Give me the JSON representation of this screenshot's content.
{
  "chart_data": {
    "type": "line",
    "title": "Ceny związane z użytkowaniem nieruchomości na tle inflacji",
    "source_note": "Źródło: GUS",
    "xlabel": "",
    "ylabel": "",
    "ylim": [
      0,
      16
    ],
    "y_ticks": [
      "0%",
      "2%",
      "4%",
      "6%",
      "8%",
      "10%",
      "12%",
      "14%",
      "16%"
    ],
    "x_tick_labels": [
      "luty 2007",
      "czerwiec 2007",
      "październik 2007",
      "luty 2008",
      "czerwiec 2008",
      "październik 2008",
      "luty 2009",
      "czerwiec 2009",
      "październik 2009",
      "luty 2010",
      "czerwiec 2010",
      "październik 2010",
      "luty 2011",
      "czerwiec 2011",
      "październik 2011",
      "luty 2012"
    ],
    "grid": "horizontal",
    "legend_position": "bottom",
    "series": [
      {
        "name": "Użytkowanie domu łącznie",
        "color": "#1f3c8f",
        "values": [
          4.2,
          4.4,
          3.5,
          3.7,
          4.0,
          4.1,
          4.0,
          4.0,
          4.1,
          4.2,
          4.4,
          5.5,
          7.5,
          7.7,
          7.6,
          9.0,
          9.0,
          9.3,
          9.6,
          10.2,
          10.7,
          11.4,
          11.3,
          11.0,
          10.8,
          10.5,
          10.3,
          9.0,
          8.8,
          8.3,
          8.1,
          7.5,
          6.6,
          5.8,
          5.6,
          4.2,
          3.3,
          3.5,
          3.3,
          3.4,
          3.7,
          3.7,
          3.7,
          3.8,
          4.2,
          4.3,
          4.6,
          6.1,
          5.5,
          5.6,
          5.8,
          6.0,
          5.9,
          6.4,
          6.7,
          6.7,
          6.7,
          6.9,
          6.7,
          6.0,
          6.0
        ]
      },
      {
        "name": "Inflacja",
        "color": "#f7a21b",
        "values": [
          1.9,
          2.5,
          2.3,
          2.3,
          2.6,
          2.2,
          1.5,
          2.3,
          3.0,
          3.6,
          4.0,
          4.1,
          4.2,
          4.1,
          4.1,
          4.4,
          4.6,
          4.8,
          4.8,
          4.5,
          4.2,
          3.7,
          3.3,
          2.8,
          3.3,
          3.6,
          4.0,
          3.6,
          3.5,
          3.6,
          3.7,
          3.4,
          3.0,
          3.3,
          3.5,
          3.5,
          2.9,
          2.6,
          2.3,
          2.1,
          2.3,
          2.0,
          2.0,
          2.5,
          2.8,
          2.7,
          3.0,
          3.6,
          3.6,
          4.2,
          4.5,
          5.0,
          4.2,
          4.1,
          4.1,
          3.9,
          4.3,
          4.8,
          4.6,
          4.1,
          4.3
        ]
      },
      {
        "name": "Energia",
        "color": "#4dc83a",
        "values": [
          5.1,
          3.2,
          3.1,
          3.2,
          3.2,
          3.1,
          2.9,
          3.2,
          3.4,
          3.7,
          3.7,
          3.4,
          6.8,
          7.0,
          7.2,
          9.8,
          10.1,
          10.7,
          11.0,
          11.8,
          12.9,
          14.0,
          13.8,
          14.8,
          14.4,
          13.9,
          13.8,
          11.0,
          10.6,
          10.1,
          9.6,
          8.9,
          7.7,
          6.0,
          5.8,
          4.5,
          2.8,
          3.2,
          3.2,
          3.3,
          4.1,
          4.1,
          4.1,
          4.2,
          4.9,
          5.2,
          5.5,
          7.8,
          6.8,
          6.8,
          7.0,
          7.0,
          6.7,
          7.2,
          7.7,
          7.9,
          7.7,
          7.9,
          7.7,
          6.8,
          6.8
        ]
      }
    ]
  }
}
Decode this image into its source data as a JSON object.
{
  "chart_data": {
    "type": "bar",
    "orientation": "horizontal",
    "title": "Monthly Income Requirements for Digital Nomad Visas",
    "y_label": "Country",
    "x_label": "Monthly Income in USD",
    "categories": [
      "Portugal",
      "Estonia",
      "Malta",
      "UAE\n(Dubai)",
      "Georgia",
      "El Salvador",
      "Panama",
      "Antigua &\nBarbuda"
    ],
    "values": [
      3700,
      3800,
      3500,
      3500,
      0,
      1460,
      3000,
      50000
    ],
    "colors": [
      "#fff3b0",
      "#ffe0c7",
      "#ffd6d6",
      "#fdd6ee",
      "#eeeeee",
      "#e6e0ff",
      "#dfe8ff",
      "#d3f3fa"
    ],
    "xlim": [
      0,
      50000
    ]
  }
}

———

Every entry above should be retyped exactly as shown.

Give me the JSON representation of this screenshot's content.
{
  "chart_data": {
    "type": "line",
    "title": "Ceny związane z użytkowaniem nieruchomości na tle inflacji",
    "source_note": "Źródło: GUS",
    "xlabel": "",
    "ylabel": "",
    "ylim": [
      0,
      16
    ],
    "y_ticks": [
      "0%",
      "2%",
      "4%",
      "6%",
      "8%",
      "10%",
      "12%",
      "14%",
      "16%"
    ],
    "x_tick_labels": [
      "luty 2007",
      "czerwiec 2007",
      "październik 2007",
      "luty 2008",
      "czerwiec 2008",
      "październik 2008",
      "luty 2009",
      "czerwiec 2009",
      "październik 2009",
      "luty 2010",
      "czerwiec 2010",
      "październik 2010",
      "luty 2011",
      "czerwiec 2011",
      "październik 2011",
      "luty 2012"
    ],
    "grid": "horizontal",
    "legend_position": "bottom",
    "series": [
      {
        "name": "Użytkowanie domu łącznie",
        "color": "#1f3c8f",
        "values": [
          4.2,
          4.4,
          3.5,
          3.7,
          4.0,
          4.1,
          4.0,
          4.0,
          4.1,
          4.2,
          4.4,
          5.5,
          7.5,
          7.7,
          7.6,
          9.0,
          9.0,
          9.3,
          9.6,
          10.2,
          10.7,
          11.4,
          11.3,
          11.0,
          10.8,
          10.5,
          10.3,
          9.0,
          8.8,
          8.3,
          8.1,
          7.5,
          6.6,
          5.8,
          5.6,
          4.2,
          3.3,
          3.5,
          3.3,
          3.4,
          3.7,
          3.7,
          3.7,
          3.8,
          4.2,
          4.3,
          4.6,
          6.1,
          5.5,
          5.6,
          5.8,
          6.0,
          5.9,
          6.4,
          6.7,
          6.7,
          6.7,
          6.9,
          6.7,
          6.0,
          6.0
        ]
      },
      {
        "name": "Inflacja",
        "color": "#f7a21b",
        "values": [
          1.9,
          2.5,
          2.3,
          2.3,
          2.6,
          2.2,
          1.5,
          2.3,
          3.0,
          3.6,
          4.0,
          4.1,
          4.2,
          4.1,
          4.1,
          4.4,
          4.6,
          4.8,
          4.8,
          4.5,
          4.2,
          3.7,
          3.3,
          2.8,
          3.3,
          3.6,
          4.0,
          3.6,
          3.5,
          3.6,
          3.7,
          3.4,
          3.0,
          3.3,
          3.5,
          3.5,
          2.9,
          2.6,
          2.3,
          2.1,
          2.3,
          2.0,
          2.0,
          2.5,
          2.8,
          2.7,
          3.0,
          3.6,
          3.6,
          4.2,
          4.5,
          5.0,
          4.2,
          4.1,
          4.1,
          3.9,
          4.3,
          4.8,
          4.6,
          4.1,
          4.3
        ]
      },
      {
        "name": "Energia",
        "color": "#4dc83a",
        "values": [
          5.1,
          3.2,
          3.1,
          3.2,
          3.2,
          3.1,
          2.9,
          3.2,
          3.4,
          3.7,
          3.7,
          3.4,
          6.8,
          7.0,
          7.2,
          9.8,
          10.1,
          10.7,
          11.0,
          11.8,
          12.9,
          14.0,
          13.8,
          14.8,
          14.4,
          13.9,
          13.8,
          11.0,
          10.6,
          10.1,
          9.6,
          8.9,
          7.7,
          6.0,
          5.8,
          4.5,
          2.8,
          3.2,
          3.2,
          3.3,
          4.1,
          4.1,
          4.1,
          4.2,
          4.9,
          5.2,
          5.5,
          7.8,
          6.8,
          6.8,
          7.0,
          7.0,
          6.7,
          7.2,
          7.7,
          7.9,
          7.7,
          7.9,
          7.7,
          6.8,
          6.8
        ]
      }
    ]
  }
}
Decode this image into its source data as a JSON object.
{
  "chart_data": {
    "type": "bar",
    "orientation": "horizontal",
    "title": "Monthly Income Requirements for Digital Nomad Visas",
    "y_label": "Country",
    "x_label": "Monthly Income in USD",
    "categories": [
      "Portugal",
      "Estonia",
      "Malta",
      "UAE\n(Dubai)",
      "Georgia",
      "El Salvador",
      "Panama",
      "Antigua &\nBarbuda"
    ],
    "values": [
      3700,
      3800,
      3500,
      3500,
      0,
      1460,
      3000,
      50000
    ],
    "colors": [
      "#fff3b0",
      "#ffe0c7",
      "#ffd6d6",
      "#fdd6ee",
      "#eeeeee",
      "#e6e0ff",
      "#dfe8ff",
      "#d3f3fa"
    ],
    "xlim": [
      0,
      50000
    ]
  }
}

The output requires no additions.